_Task_. Below are records. Copy every line with "text" in it.

_Available data_.

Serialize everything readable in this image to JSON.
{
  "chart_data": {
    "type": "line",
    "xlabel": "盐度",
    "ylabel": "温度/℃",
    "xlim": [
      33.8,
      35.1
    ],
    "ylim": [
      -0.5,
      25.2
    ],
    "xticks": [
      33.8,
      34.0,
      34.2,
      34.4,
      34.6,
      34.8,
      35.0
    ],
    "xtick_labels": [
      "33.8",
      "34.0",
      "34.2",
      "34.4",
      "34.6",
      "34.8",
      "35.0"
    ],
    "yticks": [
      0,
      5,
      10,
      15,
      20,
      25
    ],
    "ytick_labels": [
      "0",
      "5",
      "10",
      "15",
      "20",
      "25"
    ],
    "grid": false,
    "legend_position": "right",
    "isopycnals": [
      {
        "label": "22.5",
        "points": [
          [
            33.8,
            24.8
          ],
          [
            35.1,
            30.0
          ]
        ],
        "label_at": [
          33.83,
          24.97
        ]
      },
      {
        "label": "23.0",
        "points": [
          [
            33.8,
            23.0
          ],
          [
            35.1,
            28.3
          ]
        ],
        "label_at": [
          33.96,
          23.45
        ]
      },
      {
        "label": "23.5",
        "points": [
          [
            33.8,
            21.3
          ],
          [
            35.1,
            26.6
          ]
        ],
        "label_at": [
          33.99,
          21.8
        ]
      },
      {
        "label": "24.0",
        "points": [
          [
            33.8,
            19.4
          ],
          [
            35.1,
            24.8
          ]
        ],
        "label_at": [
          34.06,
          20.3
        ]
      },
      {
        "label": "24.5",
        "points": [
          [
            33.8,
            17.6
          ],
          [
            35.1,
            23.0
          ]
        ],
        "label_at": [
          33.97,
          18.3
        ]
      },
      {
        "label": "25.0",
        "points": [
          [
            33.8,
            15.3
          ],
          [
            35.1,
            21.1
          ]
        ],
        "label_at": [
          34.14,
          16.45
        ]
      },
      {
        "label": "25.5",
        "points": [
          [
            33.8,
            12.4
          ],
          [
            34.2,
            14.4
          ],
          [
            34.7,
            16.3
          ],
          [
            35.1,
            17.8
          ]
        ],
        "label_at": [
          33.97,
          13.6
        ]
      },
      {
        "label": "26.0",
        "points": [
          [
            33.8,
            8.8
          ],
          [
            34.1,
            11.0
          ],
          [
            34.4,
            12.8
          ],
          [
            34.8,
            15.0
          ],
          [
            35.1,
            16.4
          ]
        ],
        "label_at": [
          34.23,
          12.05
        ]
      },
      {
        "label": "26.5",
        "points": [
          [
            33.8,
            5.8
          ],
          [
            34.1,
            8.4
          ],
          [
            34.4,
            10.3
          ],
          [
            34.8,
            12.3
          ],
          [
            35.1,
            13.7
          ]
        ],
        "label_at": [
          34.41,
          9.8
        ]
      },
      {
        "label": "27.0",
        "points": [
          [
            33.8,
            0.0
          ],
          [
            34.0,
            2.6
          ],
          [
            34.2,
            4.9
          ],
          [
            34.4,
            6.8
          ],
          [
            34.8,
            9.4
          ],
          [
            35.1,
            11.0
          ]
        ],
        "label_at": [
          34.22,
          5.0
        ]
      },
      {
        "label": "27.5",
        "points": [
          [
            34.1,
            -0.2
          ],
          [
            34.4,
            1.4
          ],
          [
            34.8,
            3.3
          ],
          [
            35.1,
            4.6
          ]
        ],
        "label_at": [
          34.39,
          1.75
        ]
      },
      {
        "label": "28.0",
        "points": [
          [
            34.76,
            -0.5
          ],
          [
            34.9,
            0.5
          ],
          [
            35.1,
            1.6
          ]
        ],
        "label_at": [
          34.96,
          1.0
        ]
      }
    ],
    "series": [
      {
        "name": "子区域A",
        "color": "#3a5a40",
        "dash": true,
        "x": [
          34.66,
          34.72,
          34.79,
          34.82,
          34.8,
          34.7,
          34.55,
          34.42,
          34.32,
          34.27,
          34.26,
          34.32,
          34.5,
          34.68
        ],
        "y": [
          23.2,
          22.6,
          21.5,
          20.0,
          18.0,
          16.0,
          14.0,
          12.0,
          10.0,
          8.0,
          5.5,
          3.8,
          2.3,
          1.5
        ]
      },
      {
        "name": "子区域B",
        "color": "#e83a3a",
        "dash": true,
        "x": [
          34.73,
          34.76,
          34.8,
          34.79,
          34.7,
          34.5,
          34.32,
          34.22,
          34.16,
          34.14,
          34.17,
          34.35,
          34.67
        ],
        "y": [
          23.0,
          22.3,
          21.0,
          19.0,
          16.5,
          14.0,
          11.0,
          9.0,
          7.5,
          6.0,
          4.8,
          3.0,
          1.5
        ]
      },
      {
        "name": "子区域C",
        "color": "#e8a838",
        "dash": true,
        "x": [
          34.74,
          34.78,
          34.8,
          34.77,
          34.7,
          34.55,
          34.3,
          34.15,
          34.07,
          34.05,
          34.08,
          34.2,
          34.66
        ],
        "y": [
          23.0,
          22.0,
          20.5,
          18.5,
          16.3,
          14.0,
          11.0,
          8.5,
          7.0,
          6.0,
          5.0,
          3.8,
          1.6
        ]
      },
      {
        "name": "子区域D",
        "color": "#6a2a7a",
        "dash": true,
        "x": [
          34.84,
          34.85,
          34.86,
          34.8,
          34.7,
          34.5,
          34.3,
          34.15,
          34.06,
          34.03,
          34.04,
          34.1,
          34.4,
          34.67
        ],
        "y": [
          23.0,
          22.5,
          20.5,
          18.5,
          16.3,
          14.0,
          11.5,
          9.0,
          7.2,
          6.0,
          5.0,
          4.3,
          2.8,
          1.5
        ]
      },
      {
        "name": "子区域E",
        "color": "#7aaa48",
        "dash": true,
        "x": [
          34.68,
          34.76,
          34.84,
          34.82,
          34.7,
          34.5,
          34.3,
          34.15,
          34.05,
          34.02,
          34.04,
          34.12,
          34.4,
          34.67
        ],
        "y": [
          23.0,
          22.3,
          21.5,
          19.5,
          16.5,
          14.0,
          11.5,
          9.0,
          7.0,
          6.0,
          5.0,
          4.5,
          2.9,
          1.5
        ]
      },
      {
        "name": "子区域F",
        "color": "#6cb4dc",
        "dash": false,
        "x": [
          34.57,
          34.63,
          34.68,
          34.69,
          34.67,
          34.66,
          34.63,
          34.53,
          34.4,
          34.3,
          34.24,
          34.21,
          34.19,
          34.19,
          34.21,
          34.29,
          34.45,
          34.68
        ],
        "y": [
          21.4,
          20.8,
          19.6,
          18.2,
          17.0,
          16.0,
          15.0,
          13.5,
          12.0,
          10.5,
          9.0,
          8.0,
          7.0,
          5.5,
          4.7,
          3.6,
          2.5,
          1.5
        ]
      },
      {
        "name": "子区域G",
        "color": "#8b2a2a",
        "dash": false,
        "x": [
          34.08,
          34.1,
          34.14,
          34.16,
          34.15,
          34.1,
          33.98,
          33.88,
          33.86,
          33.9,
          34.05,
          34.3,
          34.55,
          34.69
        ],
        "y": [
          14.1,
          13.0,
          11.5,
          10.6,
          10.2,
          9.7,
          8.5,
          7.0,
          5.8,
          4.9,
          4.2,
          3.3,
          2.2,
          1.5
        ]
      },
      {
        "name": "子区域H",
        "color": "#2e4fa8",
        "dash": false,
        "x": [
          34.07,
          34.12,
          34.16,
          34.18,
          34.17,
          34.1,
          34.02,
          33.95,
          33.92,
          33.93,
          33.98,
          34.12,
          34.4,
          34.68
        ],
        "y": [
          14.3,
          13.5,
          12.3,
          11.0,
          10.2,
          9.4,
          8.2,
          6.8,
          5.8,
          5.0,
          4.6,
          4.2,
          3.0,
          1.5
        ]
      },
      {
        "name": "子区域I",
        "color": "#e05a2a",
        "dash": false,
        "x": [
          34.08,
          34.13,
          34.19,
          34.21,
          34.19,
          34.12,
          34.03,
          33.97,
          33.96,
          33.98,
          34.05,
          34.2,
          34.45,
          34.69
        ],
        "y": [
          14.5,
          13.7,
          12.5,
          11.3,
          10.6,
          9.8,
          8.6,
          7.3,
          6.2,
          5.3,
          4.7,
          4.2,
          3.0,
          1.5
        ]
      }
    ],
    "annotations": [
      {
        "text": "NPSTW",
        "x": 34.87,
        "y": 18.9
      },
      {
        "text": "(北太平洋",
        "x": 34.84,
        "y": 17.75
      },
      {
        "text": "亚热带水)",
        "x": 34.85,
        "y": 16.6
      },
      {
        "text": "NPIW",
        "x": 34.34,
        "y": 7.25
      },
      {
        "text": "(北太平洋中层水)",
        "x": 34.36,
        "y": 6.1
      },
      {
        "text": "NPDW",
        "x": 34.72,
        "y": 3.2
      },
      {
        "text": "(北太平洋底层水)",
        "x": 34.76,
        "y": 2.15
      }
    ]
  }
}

_Answer to this exercise_.
        "text": "NPSTW",
        "text": "(北太平洋",
        "text": "亚热带水)",
        "text": "NPIW",
        "text": "(北太平洋中层水)",
        "text": "NPDW",
        "text": "(北太平洋底层水)",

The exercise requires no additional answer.